**DIRECTIONS**
Set down the full listing exactly, character for character.

**PROVIDED RECORDS**
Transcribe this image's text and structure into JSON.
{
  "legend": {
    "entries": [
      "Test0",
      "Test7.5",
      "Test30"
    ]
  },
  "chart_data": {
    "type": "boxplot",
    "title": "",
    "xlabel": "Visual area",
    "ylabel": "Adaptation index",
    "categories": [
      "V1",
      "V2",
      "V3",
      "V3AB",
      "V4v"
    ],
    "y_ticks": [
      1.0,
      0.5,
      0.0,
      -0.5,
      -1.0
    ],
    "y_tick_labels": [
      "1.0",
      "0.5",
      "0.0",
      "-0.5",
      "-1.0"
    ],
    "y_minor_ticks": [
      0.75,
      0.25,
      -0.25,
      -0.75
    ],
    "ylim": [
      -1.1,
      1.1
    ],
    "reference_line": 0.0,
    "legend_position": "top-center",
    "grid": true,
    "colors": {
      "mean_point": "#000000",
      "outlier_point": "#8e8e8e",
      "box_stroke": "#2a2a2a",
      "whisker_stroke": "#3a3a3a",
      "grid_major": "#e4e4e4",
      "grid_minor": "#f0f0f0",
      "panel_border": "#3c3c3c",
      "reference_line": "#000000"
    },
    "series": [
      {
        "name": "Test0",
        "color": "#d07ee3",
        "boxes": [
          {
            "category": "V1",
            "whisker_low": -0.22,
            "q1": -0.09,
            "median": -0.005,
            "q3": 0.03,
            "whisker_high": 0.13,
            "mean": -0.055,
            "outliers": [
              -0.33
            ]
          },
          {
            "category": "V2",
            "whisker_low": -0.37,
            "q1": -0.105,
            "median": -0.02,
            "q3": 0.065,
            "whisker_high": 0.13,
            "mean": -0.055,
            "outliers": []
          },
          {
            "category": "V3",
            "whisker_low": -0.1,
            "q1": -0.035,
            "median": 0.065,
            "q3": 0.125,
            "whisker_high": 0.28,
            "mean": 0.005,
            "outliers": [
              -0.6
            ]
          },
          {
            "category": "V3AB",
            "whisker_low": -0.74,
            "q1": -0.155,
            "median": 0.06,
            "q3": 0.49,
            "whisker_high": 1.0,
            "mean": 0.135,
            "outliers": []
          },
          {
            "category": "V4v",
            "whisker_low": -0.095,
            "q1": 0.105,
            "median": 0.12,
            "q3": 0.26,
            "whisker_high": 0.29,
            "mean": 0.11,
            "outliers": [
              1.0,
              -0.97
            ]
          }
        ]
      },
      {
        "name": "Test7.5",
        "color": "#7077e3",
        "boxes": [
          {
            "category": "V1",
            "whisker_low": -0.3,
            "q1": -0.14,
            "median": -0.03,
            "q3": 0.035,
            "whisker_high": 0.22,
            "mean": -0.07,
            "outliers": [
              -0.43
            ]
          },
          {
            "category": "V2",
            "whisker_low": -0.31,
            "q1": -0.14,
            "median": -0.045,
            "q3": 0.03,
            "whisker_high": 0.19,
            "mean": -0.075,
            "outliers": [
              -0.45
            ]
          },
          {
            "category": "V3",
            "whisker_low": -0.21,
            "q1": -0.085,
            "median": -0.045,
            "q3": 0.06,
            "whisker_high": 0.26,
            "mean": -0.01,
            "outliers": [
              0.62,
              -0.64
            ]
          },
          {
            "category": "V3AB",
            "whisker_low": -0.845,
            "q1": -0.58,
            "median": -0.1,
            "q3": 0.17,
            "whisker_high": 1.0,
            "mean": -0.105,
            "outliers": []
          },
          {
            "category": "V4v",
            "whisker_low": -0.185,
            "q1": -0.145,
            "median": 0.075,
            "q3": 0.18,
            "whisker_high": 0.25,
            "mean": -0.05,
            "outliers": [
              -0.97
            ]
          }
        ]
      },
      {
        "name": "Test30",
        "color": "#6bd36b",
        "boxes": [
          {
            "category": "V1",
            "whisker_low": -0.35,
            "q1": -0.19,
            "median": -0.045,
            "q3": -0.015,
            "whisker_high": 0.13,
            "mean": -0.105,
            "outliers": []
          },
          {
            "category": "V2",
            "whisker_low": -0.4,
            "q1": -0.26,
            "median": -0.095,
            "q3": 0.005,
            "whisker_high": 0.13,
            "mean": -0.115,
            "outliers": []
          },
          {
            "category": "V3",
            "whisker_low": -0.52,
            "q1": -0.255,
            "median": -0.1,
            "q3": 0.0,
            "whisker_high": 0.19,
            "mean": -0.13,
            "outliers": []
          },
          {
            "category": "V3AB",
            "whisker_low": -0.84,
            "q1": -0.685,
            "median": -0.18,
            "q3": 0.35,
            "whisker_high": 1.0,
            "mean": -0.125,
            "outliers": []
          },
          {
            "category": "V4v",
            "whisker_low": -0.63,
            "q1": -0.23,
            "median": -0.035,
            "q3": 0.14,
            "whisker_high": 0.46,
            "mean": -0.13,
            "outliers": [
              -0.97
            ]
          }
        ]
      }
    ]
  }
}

**COMPLETED EXERCISE**
Transcribe this image's text and structure into JSON.
{
  "legend": {
    "entries": [
      "Test0",
      "Test7.5",
      "Test30"
    ]
  },
  "chart_data": {
    "type": "boxplot",
    "title": "",
    "xlabel": "Visual area",
    "ylabel": "Adaptation index",
    "categories": [
      "V1",
      "V2",
      "V3",
      "V3AB",
      "V4v"
    ],
    "y_ticks": [
      1.0,
      0.5,
      0.0,
      -0.5,
      -1.0
    ],
    "y_tick_labels": [
      "1.0",
      "0.5",
      "0.0",
      "-0.5",
      "-1.0"
    ],
    "y_minor_ticks": [
      0.75,
      0.25,
      -0.25,
      -0.75
    ],
    "ylim": [
      -1.1,
      1.1
    ],
    "reference_line": 0.0,
    "legend_position": "top-center",
    "grid": true,
    "colors": {
      "mean_point": "#000000",
      "outlier_point": "#8e8e8e",
      "box_stroke": "#2a2a2a",
      "whisker_stroke": "#3a3a3a",
      "grid_major": "#e4e4e4",
      "grid_minor": "#f0f0f0",
      "panel_border": "#3c3c3c",
      "reference_line": "#000000"
    },
    "series": [
      {
        "name": "Test0",
        "color": "#d07ee3",
        "boxes": [
          {
            "category": "V1",
            "whisker_low": -0.22,
            "q1": -0.09,
            "median": -0.005,
            "q3": 0.03,
            "whisker_high": 0.13,
            "mean": -0.055,
            "outliers": [
              -0.33
            ]
          },
          {
            "category": "V2",
            "whisker_low": -0.37,
            "q1": -0.105,
            "median": -0.02,
            "q3": 0.065,
            "whisker_high": 0.13,
            "mean": -0.055,
            "outliers": []
          },
          {
            "category": "V3",
            "whisker_low": -0.1,
            "q1": -0.035,
            "median": 0.065,
            "q3": 0.125,
            "whisker_high": 0.28,
            "mean": 0.005,
            "outliers": [
              -0.6
            ]
          },
          {
            "category": "V3AB",
            "whisker_low": -0.74,
            "q1": -0.155,
            "median": 0.06,
            "q3": 0.49,
            "whisker_high": 1.0,
            "mean": 0.135,
            "outliers": []
          },
          {
            "category": "V4v",
            "whisker_low": -0.095,
            "q1": 0.105,
            "median": 0.12,
            "q3": 0.26,
            "whisker_high": 0.29,
            "mean": 0.11,
            "outliers": [
              1.0,
              -0.97
            ]
          }
        ]
      },
      {
        "name": "Test7.5",
        "color": "#7077e3",
        "boxes": [
          {
            "category": "V1",
            "whisker_low": -0.3,
            "q1": -0.14,
            "median": -0.03,
            "q3": 0.035,
            "whisker_high": 0.22,
            "mean": -0.07,
            "outliers": [
              -0.43
            ]
          },
          {
            "category": "V2",
            "whisker_low": -0.31,
            "q1": -0.14,
            "median": -0.045,
            "q3": 0.03,
            "whisker_high": 0.19,
            "mean": -0.075,
            "outliers": [
              -0.45
            ]
          },
          {
            "category": "V3",
            "whisker_low": -0.21,
            "q1": -0.085,
            "median": -0.045,
            "q3": 0.06,
            "whisker_high": 0.26,
            "mean": -0.01,
            "outliers": [
              0.62,
              -0.64
            ]
          },
          {
            "category": "V3AB",
            "whisker_low": -0.845,
            "q1": -0.58,
            "median": -0.1,
            "q3": 0.17,
            "whisker_high": 1.0,
            "mean": -0.105,
            "outliers": []
          },
          {
            "category": "V4v",
            "whisker_low": -0.185,
            "q1": -0.145,
            "median": 0.075,
            "q3": 0.18,
            "whisker_high": 0.25,
            "mean": -0.05,
            "outliers": [
              -0.97
            ]
          }
        ]
      },
      {
        "name": "Test30",
        "color": "#6bd36b",
        "boxes": [
          {
            "category": "V1",
            "whisker_low": -0.35,
            "q1": -0.19,
            "median": -0.045,
            "q3": -0.015,
            "whisker_high": 0.13,
            "mean": -0.105,
            "outliers": []
          },
          {
            "category": "V2",
            "whisker_low": -0.4,
            "q1": -0.26,
            "median": -0.095,
            "q3": 0.005,
            "whisker_high": 0.13,
            "mean": -0.115,
            "outliers": []
          },
          {
            "category": "V3",
            "whisker_low": -0.52,
            "q1": -0.255,
            "median": -0.1,
            "q3": 0.0,
            "whisker_high": 0.19,
            "mean": -0.13,
            "outliers": []
          },
          {
            "category": "V3AB",
            "whisker_low": -0.84,
            "q1": -0.685,
            "median": -0.18,
            "q3": 0.35,
            "whisker_high": 1.0,
            "mean": -0.125,
            "outliers": []
          },
          {
            "category": "V4v",
            "whisker_low": -0.63,
            "q1": -0.23,
            "median": -0.035,
            "q3": 0.14,
            "whisker_high": 0.46,
            "mean": -0.13,
            "outliers": [
              -0.97
            ]
          }
        ]
      }
    ]
  }
}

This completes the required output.